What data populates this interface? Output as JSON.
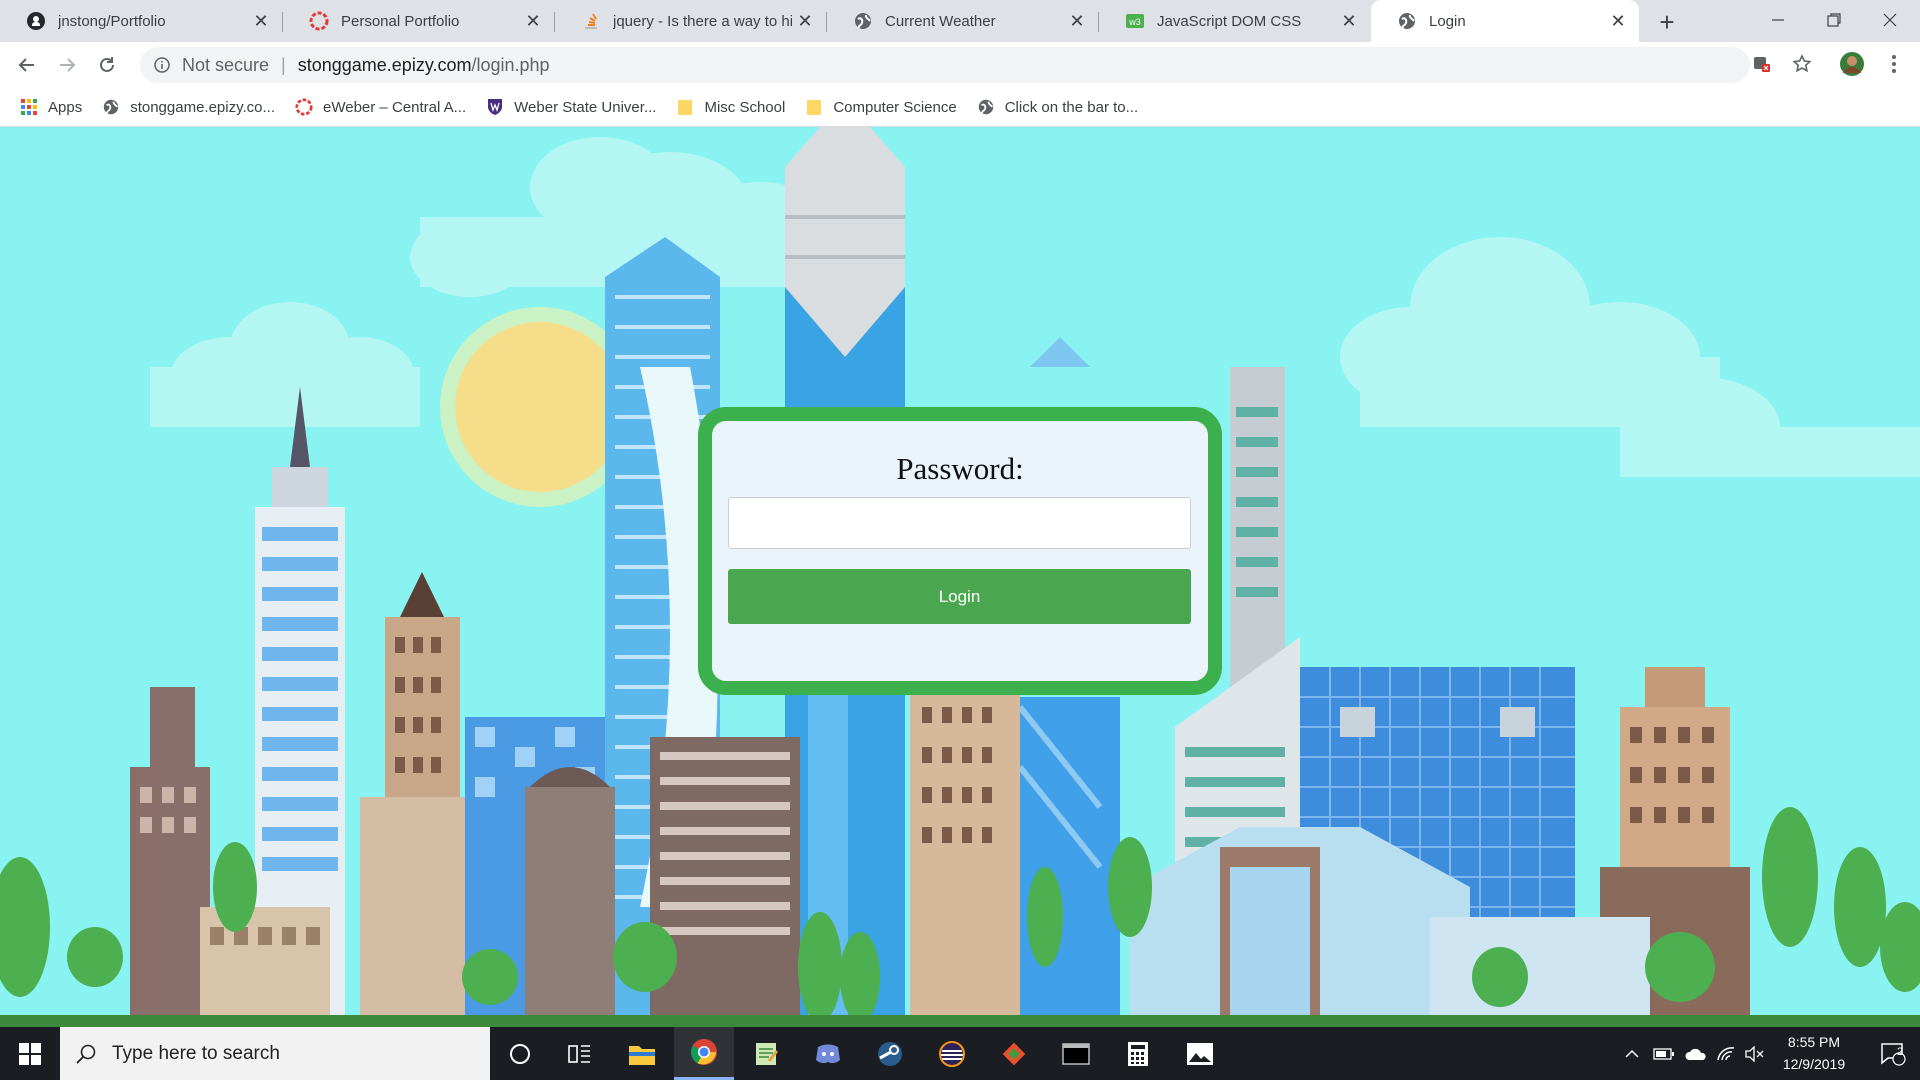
{
  "browser": {
    "tabs": [
      {
        "title": "jnstong/Portfolio",
        "icon": "github-icon"
      },
      {
        "title": "Personal Portfolio",
        "icon": "portfolio-icon"
      },
      {
        "title": "jquery - Is there a way to hide",
        "icon": "stackoverflow-icon"
      },
      {
        "title": "Current Weather",
        "icon": "globe-icon"
      },
      {
        "title": "JavaScript DOM CSS",
        "icon": "w3schools-icon"
      },
      {
        "title": "Login",
        "icon": "globe-icon",
        "active": true
      }
    ],
    "new_tab_label": "+",
    "omnibox": {
      "security_label": "Not secure",
      "url_host": "stonggame.epizy.com",
      "url_path": "/login.php"
    },
    "bookmarks": [
      {
        "label": "Apps",
        "icon": "apps-grid-icon"
      },
      {
        "label": "stonggame.epizy.co...",
        "icon": "globe-icon"
      },
      {
        "label": "eWeber – Central A...",
        "icon": "eweber-icon"
      },
      {
        "label": "Weber State Univer...",
        "icon": "weber-shield-icon"
      },
      {
        "label": "Misc School",
        "icon": "folder-icon"
      },
      {
        "label": "Computer Science",
        "icon": "folder-icon"
      },
      {
        "label": "Click on the bar to...",
        "icon": "globe-icon"
      }
    ]
  },
  "login": {
    "label": "Password:",
    "password_value": "",
    "button_label": "Login"
  },
  "taskbar": {
    "search_placeholder": "Type here to search",
    "time": "8:55 PM",
    "date": "12/9/2019",
    "notification_count": "2",
    "apps": [
      "cortana-icon",
      "task-view-icon",
      "file-explorer-icon",
      "chrome-icon",
      "notepad-icon",
      "discord-icon",
      "steam-icon",
      "eclipse-icon",
      "git-icon",
      "terminal-icon",
      "calculator-icon",
      "photos-icon"
    ]
  },
  "colors": {
    "sky": "#88f3f0",
    "card_border": "#3bb04c",
    "button": "#4aa74f",
    "card_bg": "#ebf3fb"
  }
}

________________________________________

- [PROMPT]: Scan the records above for the string "epizy", then report every line that contains it.

- [WRITTEN SOLUTION]:
      "url_host": "stonggame.epizy.com",
        "label": "stonggame.epizy.co...",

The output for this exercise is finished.